▶ _AUFGABEN_
a - Gib aus dem Text zur Caritas-Forderung alles von "Im Streit um" bis hinunter zu "Czarek Sokolowski (dpa)" neu wieder und setze dabei überall "Weißrussland" an die Stelle von "Belarus".
b - Was steht im Text zur Caritas-Forderung zu den folgenden Punkten?
(i) Was soll Polen als EU-Mitglied den Menschen nach Forderung der Caritas gewähren?
(ii) Von wem stammt das Foto der polnischen Sicherheitskräfte?
(iii) Was wirft Außenminister Heiko Maas dem belarusischen Machthaber Lukaschenko vor?

▶ _VORLIEGENDER TEXT_

• • •

Caritas fordert Ende der Instrumentalisierung von Geflüchteten

Menschen Schutz und faires Verfahren bieten

Im Streit um Geflüchtete an der Außengrenze der Europäischen Union zu Belarus geraten die Menschen selbst aus dem Blick. Die Caritas fordert, dass Polen als EU-Mitglied den Menschen Schutz und faire Asylverfahren gewährt.

Polnische Sicherheitskräfte umringen Migranten, die an der Grenze zu  / © Czarek Sokolowski (dpa)
Polnische Sicherheitskräfte umringen Migranten, die an der Grenze zu / © Czarek Sokolowski ( dpa )

DOMRADIO.DE: Das Ganze funktioniert ja so, dass Menschen aus verschiedenen Ländern nach Belarus fliegen und die belarussische Regierung sie dann an die EU-Außengrenzen bringt. Außenminister Heiko Maas wirft dem belarusischen Machthaber Lukaschenko vor, Migranten als Druckmittel gegen die EU einzusetzen. Ist da was dran?

• • •

▶ _DATENZEILEN_
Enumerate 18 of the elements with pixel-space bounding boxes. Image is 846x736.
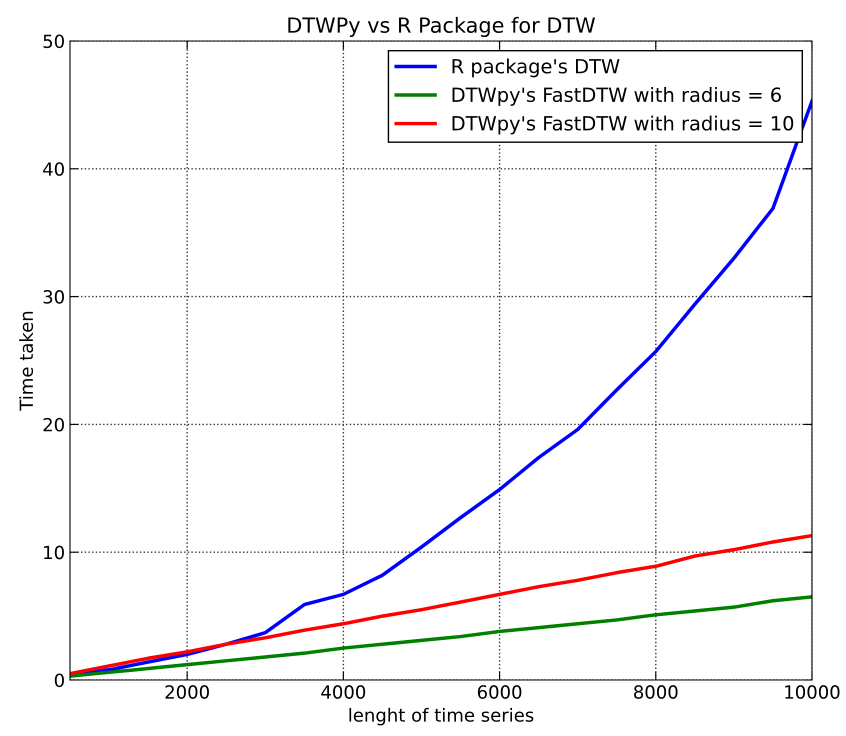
x-tick-label: 8000 (634, 685, 678, 699)
legend-label: DTWpy's FastDTW with radius = 10 (452, 116, 794, 134)
chart-title: DTWPy vs R Package for DTW (288, 16, 596, 37)
x-axis-title: lenght of time series (349, 708, 534, 726)
x-tick-label: 6000 (478, 685, 522, 699)
x-tick-label: 2000 (166, 685, 209, 699)
y-axis-title: Time taken (19, 312, 34, 411)
legend-label: R package's DTW (452, 58, 620, 78)
y-tick-label: 0 (54, 673, 64, 688)
y-tick-label: 40 (43, 162, 64, 176)
x-tick-label: 4000 (321, 685, 366, 699)
y-tick-label: 50 (44, 34, 64, 48)
y-tick-label: 30 (44, 290, 64, 304)
legend-label: DTWpy's FastDTW with radius = 6 (452, 87, 781, 106)
y-tick-label: 20 (43, 418, 64, 432)
line-series (70, 534, 812, 676)
x-tick-label: 10000 (785, 685, 840, 699)
y-tick-label: 10 (44, 546, 64, 560)
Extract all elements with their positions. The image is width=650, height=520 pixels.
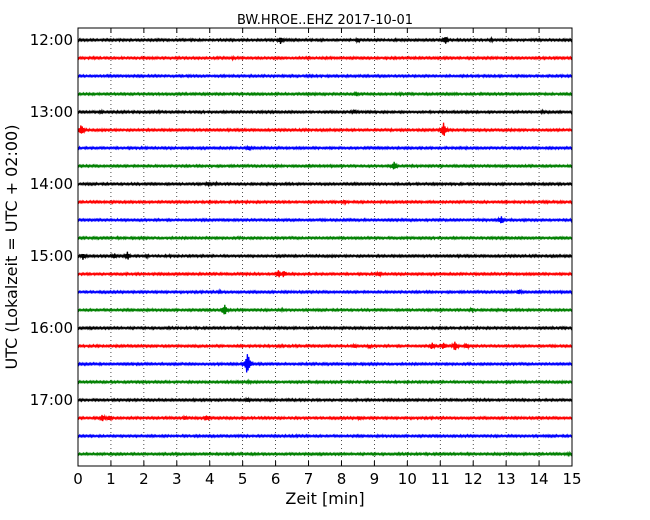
y-axis-label: UTC (Lokalzeit = UTC + 02:00): [2, 125, 21, 370]
chart-title: BW.HROE..EHZ 2017-10-01: [237, 13, 413, 28]
seismic-trace: [77, 341, 573, 351]
x-tick-label: 8: [337, 470, 347, 488]
x-tick-label: 7: [304, 470, 314, 488]
x-tick-label: 6: [271, 470, 281, 488]
axis-ticks: 0 1 2 3 4 5 6 7 8 9 10 11 12 13 14 1512:0013:0014:0015:…: [30, 28, 582, 488]
x-tick-label: 5: [238, 470, 248, 488]
seismic-trace: [77, 198, 573, 206]
seismic-trace: [77, 354, 573, 373]
seismic-trace: [77, 90, 573, 98]
seismic-trace: [77, 180, 573, 188]
x-tick-label: 9: [370, 470, 380, 488]
y-tick-label: 13:00: [30, 103, 73, 121]
seismic-trace: [77, 122, 573, 136]
seismic-trace: [77, 396, 573, 404]
plot-frame: [77, 27, 573, 467]
seismic-trace: [77, 161, 573, 170]
x-tick-label: 0: [73, 470, 83, 488]
seismic-trace: [77, 270, 573, 278]
seismic-trace: [77, 144, 573, 152]
seismic-trace: [77, 325, 573, 331]
seismic-trace: [77, 413, 573, 422]
x-tick-label: 10: [398, 470, 417, 488]
y-tick-label: 15:00: [30, 247, 73, 265]
x-tick-label: 15: [562, 470, 581, 488]
seismic-trace: [77, 450, 573, 458]
x-tick-label: 1: [106, 470, 116, 488]
x-tick-label: 2: [139, 470, 149, 488]
x-tick-label: 11: [431, 470, 450, 488]
seismic-trace: [77, 433, 573, 439]
seismic-trace: [77, 235, 573, 241]
seismic-trace: [77, 304, 573, 315]
seismic-trace: [77, 108, 573, 116]
seismic-trace: [77, 251, 573, 260]
seismic-trace: [77, 73, 573, 79]
y-tick-label: 16:00: [30, 319, 73, 337]
x-tick-label: 14: [530, 470, 549, 488]
y-tick-label: 12:00: [30, 31, 73, 49]
seismic-traces: [77, 35, 573, 458]
x-tick-label: 13: [497, 470, 516, 488]
x-axis-label: Zeit [min]: [285, 489, 364, 508]
seismic-trace: [77, 378, 573, 386]
y-tick-label: 14:00: [30, 175, 73, 193]
seismic-trace: [77, 216, 573, 224]
x-tick-label: 3: [172, 470, 182, 488]
x-tick-label: 12: [464, 470, 483, 488]
x-tick-label: 4: [205, 470, 215, 488]
y-tick-label: 17:00: [30, 391, 73, 409]
seismic-trace: [77, 54, 573, 62]
seismic-trace: [77, 35, 573, 45]
seismic-trace: [77, 288, 573, 296]
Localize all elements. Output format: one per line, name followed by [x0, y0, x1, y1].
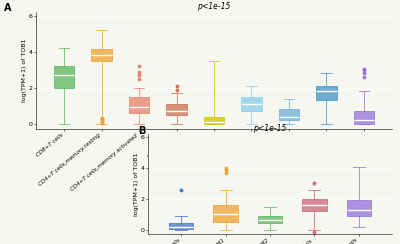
- PathPatch shape: [354, 111, 374, 124]
- Text: A: A: [4, 3, 12, 13]
- PathPatch shape: [91, 49, 112, 61]
- PathPatch shape: [346, 200, 371, 216]
- PathPatch shape: [241, 97, 262, 111]
- Text: B: B: [138, 126, 145, 136]
- PathPatch shape: [258, 216, 282, 223]
- PathPatch shape: [169, 224, 194, 229]
- Y-axis label: log(TPM+1) of TOB1: log(TPM+1) of TOB1: [22, 39, 27, 102]
- PathPatch shape: [279, 110, 299, 120]
- PathPatch shape: [129, 97, 149, 113]
- PathPatch shape: [54, 66, 74, 88]
- Title: p<1e-15: p<1e-15: [197, 2, 231, 11]
- PathPatch shape: [204, 117, 224, 124]
- PathPatch shape: [302, 199, 326, 211]
- Title: p<1e-15: p<1e-15: [253, 124, 287, 133]
- Y-axis label: log(TPM+1) of TOB1: log(TPM+1) of TOB1: [134, 152, 139, 216]
- PathPatch shape: [214, 205, 238, 222]
- PathPatch shape: [316, 86, 337, 101]
- PathPatch shape: [166, 104, 187, 115]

• • •

▶ _ANTWORTEN_
a -
Im Streit um Geflüchtete an der Außengrenze der Europäischen Union zu Weißrussland geraten die Menschen selbst aus dem Blick. Die Caritas fordert, dass Polen als EU-Mitglied den Menschen Schutz und faire Asylverfahren gewährt.

Polnische Sicherheitskräfte umringen Migranten, die an der Grenze zu  / © Czarek Sokolowski (dpa)

b -
(i) Schutz und faire Asylverfahren.
(ii) Von Czarek Sokolowski (dpa).
(iii) Dass er Migranten als Druckmittel gegen die EU einsetzt.